[PROBLEM TO SOLVE]: Copy out all the lines where "name" shows up.

## Start SOURCE RECORDS

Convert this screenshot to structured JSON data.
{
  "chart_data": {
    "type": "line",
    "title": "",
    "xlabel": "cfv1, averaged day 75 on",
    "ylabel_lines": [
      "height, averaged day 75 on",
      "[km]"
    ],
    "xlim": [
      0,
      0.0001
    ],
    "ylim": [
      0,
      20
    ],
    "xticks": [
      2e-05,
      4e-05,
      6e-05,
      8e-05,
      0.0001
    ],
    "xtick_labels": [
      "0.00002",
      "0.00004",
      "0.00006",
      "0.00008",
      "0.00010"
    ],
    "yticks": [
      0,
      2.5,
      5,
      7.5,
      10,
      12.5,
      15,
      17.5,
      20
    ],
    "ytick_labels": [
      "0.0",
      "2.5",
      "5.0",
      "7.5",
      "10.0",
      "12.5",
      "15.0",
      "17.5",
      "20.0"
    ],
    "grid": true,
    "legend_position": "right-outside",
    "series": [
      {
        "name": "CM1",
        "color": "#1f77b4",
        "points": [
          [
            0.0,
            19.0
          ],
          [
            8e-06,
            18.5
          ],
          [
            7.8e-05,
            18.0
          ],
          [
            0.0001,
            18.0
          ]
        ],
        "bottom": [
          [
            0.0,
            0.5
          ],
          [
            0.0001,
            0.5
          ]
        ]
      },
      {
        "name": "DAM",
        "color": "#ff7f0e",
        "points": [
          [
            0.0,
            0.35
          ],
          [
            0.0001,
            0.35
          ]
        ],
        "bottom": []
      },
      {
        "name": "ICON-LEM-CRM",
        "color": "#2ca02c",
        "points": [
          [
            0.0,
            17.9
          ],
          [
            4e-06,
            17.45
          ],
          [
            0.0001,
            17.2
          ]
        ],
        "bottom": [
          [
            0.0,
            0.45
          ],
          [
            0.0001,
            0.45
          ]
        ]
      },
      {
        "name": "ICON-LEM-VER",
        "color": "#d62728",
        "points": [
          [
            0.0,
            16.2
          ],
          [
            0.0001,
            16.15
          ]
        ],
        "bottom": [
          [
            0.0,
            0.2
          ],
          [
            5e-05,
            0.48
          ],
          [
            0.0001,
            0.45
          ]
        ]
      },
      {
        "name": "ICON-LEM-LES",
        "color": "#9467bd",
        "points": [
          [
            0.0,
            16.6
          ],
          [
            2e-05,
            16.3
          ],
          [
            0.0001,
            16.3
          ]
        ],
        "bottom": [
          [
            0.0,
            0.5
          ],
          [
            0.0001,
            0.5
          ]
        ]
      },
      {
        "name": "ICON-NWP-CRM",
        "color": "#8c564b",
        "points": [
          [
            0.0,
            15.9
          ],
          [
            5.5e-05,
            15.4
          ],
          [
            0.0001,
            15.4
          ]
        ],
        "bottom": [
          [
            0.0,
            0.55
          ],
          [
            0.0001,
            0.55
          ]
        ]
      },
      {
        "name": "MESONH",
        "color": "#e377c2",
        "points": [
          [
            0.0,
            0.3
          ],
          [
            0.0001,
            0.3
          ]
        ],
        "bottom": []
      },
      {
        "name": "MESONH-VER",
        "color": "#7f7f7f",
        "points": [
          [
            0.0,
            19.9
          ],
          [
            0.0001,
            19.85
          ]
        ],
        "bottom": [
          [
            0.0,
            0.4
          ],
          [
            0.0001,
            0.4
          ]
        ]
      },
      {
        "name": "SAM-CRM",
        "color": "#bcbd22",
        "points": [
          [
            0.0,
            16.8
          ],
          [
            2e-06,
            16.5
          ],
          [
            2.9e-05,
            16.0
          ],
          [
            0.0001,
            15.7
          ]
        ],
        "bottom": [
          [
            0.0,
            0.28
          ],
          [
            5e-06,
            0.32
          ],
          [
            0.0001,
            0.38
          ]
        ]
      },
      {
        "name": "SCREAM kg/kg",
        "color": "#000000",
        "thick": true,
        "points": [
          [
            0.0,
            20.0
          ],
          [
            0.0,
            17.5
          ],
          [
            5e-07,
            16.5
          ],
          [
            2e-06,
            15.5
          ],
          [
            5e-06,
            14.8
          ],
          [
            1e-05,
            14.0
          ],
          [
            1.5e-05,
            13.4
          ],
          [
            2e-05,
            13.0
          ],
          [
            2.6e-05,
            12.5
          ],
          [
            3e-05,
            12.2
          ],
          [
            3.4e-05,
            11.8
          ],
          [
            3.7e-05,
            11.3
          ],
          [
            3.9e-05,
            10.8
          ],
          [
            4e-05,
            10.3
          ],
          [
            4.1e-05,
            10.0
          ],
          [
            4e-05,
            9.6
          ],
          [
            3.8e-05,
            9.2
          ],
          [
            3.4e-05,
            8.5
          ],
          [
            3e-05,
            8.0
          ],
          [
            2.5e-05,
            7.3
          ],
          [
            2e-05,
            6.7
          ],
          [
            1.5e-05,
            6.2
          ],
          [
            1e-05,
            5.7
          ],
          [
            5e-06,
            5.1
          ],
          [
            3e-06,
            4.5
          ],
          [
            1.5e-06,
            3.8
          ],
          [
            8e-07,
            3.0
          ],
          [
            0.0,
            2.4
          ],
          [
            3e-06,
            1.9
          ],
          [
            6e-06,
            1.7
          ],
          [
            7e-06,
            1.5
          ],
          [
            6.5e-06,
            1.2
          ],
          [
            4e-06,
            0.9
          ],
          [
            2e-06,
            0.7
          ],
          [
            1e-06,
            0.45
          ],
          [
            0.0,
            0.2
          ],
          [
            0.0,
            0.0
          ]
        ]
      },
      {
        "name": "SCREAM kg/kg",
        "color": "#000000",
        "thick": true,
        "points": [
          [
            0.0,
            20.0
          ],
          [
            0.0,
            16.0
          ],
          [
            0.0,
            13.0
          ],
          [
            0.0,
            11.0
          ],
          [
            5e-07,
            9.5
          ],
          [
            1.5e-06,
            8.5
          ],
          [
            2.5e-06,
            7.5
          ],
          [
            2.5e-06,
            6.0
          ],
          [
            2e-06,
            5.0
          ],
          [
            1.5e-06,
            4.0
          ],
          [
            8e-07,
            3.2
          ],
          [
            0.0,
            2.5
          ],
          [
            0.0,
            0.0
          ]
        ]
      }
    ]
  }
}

## End SOURCE RECORDS

[EXERCISE RESPONSE]:
        "name": "CM1",
        "name": "DAM",
        "name": "ICON-LEM-CRM",
        "name": "ICON-LEM-VER",
        "name": "ICON-LEM-LES",
        "name": "ICON-NWP-CRM",
        "name": "MESONH",
        "name": "MESONH-VER",
        "name": "SAM-CRM",
        "name": "SCREAM kg/kg",
        "name": "SCREAM kg/kg",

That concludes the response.